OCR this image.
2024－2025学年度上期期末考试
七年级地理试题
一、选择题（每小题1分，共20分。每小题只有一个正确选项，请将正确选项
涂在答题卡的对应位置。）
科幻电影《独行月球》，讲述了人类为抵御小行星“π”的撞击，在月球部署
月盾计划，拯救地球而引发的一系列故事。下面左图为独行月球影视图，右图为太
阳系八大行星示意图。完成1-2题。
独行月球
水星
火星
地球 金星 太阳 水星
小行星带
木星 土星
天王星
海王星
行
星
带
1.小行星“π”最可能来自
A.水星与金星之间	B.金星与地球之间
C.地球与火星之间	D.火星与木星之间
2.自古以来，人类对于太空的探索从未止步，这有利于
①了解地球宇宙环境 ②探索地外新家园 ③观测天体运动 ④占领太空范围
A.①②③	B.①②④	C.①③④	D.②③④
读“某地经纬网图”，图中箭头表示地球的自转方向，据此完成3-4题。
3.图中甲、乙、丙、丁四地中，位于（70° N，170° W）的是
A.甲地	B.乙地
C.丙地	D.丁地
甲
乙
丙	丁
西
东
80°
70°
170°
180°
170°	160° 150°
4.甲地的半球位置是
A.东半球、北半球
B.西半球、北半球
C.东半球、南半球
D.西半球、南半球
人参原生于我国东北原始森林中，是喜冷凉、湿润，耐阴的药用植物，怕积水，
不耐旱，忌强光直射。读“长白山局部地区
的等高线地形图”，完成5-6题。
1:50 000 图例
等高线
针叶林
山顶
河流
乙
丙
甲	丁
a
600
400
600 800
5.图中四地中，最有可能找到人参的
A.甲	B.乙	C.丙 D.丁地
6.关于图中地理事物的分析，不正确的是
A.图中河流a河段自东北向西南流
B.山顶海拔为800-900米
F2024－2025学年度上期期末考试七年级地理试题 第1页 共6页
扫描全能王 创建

#### [Task goal]
Copy the records above exactly as they appear.

#### [Answer below]
OCR this image.
2024－2025学年度上期期末考试
七年级地理试题
一、选择题（每小题1分，共20分。每小题只有一个正确选项，请将正确选项
涂在答题卡的对应位置。）
科幻电影《独行月球》，讲述了人类为抵御小行星“π”的撞击，在月球部署
月盾计划，拯救地球而引发的一系列故事。下面左图为独行月球影视图，右图为太
阳系八大行星示意图。完成1-2题。
独行月球
水星
火星
地球 金星 太阳 水星
小行星带
木星 土星
天王星
海王星
行
星
带
1.小行星“π”最可能来自
A.水星与金星之间	B.金星与地球之间
C.地球与火星之间	D.火星与木星之间
2.自古以来，人类对于太空的探索从未止步，这有利于
①了解地球宇宙环境 ②探索地外新家园 ③观测天体运动 ④占领太空范围
A.①②③	B.①②④	C.①③④	D.②③④
读“某地经纬网图”，图中箭头表示地球的自转方向，据此完成3-4题。
3.图中甲、乙、丙、丁四地中，位于（70° N，170° W）的是
A.甲地	B.乙地
C.丙地	D.丁地
甲
乙
丙	丁
西
东
80°
70°
170°
180°
170°	160° 150°
4.甲地的半球位置是
A.东半球、北半球
B.西半球、北半球
C.东半球、南半球
D.西半球、南半球
人参原生于我国东北原始森林中，是喜冷凉、湿润，耐阴的药用植物，怕积水，
不耐旱，忌强光直射。读“长白山局部地区
的等高线地形图”，完成5-6题。
1:50 000 图例
等高线
针叶林
山顶
河流
乙
丙
甲	丁
a
600
400
600 800
5.图中四地中，最有可能找到人参的
A.甲	B.乙	C.丙 D.丁地
6.关于图中地理事物的分析，不正确的是
A.图中河流a河段自东北向西南流
B.山顶海拔为800-900米
F2024－2025学年度上期期末考试七年级地理试题 第1页 共6页
扫描全能王 创建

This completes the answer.